■ Problem details: Find each line with the word "Tomate" and copy it.
Start of Material supplied
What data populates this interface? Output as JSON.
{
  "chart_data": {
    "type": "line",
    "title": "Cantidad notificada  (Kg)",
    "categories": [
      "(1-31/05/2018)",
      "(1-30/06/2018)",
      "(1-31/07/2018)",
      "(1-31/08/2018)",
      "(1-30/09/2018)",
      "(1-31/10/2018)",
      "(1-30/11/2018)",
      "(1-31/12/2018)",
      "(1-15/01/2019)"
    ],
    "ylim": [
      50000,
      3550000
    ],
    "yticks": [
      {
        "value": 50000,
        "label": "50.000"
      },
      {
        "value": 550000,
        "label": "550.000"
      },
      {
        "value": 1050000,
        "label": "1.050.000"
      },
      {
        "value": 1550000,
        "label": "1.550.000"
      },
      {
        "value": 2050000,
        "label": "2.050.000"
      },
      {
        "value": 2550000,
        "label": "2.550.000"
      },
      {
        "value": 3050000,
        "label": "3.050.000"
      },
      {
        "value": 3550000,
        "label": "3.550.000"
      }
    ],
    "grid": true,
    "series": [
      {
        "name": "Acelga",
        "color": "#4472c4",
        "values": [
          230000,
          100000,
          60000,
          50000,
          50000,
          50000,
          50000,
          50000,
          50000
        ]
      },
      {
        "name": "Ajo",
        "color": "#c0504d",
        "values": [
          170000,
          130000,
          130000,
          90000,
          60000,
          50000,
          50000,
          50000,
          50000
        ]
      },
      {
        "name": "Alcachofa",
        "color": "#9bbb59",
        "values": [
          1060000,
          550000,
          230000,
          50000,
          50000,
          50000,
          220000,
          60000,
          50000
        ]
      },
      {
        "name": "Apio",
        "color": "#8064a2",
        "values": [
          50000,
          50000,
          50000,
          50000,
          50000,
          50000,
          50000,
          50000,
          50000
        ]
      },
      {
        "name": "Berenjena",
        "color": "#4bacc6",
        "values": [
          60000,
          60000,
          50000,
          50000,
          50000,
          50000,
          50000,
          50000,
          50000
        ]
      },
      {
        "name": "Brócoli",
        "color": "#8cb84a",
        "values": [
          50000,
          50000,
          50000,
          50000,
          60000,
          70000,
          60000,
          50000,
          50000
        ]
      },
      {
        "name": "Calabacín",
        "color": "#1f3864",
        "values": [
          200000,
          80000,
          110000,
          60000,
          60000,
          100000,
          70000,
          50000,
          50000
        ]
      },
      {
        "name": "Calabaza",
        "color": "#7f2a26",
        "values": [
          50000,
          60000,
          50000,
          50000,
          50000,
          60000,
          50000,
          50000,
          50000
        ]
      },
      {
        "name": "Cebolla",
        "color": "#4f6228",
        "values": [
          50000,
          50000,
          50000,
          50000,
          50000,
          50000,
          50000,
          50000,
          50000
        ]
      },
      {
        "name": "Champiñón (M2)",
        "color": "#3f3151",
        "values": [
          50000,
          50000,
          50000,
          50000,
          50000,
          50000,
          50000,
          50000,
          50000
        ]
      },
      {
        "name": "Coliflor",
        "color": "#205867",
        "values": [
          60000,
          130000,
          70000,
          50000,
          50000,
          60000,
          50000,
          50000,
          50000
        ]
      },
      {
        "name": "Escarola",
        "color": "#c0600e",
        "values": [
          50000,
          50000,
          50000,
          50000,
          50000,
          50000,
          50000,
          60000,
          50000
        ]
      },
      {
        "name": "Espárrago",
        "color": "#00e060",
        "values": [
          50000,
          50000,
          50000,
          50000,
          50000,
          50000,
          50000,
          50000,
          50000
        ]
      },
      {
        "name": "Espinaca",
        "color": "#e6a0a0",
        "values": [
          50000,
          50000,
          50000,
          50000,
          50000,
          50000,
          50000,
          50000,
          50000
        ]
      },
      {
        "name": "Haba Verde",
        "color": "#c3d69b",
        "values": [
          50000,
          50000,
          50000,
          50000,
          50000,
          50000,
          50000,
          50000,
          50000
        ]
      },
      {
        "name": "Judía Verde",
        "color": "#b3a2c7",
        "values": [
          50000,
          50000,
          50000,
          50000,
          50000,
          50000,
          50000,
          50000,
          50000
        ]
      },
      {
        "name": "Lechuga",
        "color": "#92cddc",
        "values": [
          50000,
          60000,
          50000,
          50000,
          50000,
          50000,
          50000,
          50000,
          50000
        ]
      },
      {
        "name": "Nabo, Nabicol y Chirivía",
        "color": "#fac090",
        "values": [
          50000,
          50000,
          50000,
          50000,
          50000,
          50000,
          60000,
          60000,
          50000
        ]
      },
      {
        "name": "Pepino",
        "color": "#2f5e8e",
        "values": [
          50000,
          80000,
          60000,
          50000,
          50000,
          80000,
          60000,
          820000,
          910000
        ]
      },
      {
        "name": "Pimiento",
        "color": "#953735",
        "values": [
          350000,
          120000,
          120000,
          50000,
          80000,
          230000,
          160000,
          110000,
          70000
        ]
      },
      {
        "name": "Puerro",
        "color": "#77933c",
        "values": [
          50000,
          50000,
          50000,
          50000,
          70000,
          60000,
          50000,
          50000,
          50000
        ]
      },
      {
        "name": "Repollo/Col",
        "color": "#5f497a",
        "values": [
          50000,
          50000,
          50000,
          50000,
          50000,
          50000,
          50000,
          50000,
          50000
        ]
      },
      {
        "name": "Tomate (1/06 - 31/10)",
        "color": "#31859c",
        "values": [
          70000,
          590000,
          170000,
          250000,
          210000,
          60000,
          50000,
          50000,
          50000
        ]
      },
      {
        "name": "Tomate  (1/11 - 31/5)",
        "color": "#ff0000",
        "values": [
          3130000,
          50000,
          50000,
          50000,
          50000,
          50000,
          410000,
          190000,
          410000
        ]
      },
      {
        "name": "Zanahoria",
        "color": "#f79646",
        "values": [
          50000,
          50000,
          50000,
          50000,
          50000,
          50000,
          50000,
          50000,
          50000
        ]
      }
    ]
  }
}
End of Material supplied
■ Final answer:
        "name": "Tomate (1/06 - 31/10)",
        "name": "Tomate  (1/11 - 31/5)",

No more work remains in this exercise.